Figure collection entries
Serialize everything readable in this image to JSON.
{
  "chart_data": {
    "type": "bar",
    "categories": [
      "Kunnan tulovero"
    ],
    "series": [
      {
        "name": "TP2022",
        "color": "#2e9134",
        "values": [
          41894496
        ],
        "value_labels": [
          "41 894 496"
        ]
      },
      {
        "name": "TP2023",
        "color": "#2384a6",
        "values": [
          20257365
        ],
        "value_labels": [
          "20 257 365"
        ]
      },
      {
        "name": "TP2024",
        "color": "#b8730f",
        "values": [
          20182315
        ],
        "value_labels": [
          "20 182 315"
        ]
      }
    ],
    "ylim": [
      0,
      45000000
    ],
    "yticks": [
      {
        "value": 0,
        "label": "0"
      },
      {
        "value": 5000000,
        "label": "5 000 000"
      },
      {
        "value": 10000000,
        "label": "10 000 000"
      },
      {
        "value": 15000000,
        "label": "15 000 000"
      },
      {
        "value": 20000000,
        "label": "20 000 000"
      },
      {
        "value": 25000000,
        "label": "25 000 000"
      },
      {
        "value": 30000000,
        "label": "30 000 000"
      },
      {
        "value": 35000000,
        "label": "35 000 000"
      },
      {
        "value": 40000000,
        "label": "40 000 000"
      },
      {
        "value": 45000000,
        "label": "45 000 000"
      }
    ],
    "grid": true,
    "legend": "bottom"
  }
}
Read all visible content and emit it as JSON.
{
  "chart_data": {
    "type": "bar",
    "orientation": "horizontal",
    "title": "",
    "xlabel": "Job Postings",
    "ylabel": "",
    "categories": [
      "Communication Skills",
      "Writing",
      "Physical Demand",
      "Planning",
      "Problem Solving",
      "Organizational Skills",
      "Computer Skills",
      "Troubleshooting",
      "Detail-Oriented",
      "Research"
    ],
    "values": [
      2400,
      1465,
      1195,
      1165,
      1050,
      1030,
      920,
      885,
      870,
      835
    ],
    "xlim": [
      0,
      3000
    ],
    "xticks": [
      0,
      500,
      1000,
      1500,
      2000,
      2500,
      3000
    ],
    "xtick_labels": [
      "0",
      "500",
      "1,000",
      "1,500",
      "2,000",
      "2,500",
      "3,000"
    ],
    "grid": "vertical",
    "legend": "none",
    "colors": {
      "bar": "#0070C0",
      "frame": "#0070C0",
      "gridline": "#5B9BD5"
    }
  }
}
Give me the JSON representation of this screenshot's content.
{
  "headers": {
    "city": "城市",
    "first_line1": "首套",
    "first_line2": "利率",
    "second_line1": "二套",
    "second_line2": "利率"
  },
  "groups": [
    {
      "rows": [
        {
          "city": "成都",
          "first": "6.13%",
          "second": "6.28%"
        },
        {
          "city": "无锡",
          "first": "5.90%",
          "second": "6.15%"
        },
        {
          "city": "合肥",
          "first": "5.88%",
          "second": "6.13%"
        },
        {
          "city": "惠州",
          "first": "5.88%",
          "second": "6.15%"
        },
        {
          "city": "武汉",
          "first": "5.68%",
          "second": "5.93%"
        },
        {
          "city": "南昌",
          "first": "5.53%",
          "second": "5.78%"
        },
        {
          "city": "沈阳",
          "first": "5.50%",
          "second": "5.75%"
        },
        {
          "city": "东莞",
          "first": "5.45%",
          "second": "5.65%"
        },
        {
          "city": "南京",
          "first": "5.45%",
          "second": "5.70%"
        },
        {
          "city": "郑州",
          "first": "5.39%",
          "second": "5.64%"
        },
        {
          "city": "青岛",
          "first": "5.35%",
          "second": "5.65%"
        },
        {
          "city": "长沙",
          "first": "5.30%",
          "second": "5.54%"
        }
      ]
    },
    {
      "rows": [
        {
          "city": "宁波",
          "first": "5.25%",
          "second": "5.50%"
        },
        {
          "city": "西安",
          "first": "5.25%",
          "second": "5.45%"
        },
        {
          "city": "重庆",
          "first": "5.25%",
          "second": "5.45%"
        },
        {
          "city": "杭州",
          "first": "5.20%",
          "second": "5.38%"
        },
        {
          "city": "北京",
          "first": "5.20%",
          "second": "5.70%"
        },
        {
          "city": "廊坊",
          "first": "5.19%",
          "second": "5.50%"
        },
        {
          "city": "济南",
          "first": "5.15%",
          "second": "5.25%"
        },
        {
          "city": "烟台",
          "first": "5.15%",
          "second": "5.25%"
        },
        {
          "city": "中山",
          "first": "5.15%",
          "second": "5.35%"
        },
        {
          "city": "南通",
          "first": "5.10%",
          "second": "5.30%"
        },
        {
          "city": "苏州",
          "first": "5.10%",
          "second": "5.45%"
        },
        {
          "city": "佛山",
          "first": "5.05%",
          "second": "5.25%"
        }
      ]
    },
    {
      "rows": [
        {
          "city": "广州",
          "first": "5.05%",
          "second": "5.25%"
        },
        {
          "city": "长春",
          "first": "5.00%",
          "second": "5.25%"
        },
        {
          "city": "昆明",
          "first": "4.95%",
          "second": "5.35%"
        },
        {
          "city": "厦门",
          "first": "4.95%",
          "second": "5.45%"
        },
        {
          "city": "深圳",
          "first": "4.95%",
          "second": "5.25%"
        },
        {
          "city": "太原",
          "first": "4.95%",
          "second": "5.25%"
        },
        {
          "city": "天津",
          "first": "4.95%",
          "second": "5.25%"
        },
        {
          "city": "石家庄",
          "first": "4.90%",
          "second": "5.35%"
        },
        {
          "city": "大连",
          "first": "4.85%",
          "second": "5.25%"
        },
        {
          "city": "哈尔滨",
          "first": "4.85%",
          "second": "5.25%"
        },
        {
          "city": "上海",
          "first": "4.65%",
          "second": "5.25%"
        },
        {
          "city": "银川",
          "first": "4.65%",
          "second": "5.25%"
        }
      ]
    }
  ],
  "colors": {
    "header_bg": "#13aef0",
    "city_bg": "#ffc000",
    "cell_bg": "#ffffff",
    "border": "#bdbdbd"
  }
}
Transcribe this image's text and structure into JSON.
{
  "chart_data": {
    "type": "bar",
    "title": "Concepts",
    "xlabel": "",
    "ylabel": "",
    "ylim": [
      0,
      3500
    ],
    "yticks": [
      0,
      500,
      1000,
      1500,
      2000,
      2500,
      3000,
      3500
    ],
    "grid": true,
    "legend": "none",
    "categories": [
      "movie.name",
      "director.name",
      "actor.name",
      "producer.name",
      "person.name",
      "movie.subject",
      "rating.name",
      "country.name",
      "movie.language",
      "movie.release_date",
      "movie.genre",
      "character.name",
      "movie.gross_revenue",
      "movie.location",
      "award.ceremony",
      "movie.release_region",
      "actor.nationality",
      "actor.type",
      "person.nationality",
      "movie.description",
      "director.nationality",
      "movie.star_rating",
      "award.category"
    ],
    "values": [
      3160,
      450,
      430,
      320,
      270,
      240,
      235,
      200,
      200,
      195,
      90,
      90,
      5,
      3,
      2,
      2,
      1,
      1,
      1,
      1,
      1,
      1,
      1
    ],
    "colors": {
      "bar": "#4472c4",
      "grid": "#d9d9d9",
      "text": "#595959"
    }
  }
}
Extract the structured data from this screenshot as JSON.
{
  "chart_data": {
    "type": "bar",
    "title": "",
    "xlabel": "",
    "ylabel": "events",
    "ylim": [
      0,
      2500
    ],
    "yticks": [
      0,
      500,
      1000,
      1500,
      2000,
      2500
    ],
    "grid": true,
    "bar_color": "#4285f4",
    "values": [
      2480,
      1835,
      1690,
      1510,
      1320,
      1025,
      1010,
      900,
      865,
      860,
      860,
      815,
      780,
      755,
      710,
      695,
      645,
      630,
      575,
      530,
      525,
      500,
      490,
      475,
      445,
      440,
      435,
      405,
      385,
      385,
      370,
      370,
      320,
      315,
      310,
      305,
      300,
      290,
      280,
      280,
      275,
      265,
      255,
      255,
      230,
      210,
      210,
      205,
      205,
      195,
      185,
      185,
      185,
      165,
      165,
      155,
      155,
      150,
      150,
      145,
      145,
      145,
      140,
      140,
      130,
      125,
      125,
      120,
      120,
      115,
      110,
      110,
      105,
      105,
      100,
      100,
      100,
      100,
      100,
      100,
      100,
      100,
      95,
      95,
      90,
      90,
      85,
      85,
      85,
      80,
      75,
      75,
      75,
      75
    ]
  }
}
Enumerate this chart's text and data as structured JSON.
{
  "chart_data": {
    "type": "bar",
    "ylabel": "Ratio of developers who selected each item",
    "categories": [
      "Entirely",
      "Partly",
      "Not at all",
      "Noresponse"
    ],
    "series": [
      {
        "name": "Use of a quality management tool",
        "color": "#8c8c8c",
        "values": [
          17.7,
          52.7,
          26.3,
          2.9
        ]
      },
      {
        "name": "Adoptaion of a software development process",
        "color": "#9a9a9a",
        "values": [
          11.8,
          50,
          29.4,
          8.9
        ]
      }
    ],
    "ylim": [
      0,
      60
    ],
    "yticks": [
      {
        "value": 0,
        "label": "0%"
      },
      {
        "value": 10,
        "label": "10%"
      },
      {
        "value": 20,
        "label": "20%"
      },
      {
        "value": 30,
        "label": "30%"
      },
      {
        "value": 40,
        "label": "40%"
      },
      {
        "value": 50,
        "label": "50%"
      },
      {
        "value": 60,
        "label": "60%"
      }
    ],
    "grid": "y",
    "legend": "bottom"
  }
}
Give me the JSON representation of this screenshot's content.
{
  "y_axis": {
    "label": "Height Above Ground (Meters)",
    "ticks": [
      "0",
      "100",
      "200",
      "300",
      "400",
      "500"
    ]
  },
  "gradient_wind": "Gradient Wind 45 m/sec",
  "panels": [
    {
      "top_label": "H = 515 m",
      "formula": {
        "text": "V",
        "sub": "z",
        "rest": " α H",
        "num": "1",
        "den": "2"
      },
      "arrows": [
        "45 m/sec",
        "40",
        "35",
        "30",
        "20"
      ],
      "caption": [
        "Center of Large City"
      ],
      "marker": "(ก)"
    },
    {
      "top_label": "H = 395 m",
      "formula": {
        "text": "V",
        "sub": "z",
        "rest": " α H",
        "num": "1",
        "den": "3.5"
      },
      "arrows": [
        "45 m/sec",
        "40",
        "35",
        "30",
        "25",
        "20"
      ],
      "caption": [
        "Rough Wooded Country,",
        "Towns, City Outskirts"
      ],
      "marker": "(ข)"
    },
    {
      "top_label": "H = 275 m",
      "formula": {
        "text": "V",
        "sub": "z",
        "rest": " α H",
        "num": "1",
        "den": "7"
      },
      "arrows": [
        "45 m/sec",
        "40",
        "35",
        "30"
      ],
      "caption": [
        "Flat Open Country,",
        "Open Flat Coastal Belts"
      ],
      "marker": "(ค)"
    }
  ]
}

▸ Given exercise: Go through the lines above. Select every one that has the string "JSON".

▸ Task solution:
Serialize everything readable in this image to JSON.
Read all visible content and emit it as JSON.
Give me the JSON representation of this screenshot's content.
Transcribe this image's text and structure into JSON.
Extract the structured data from this screenshot as JSON.
Enumerate this chart's text and data as structured JSON.
Give me the JSON representation of this screenshot's content.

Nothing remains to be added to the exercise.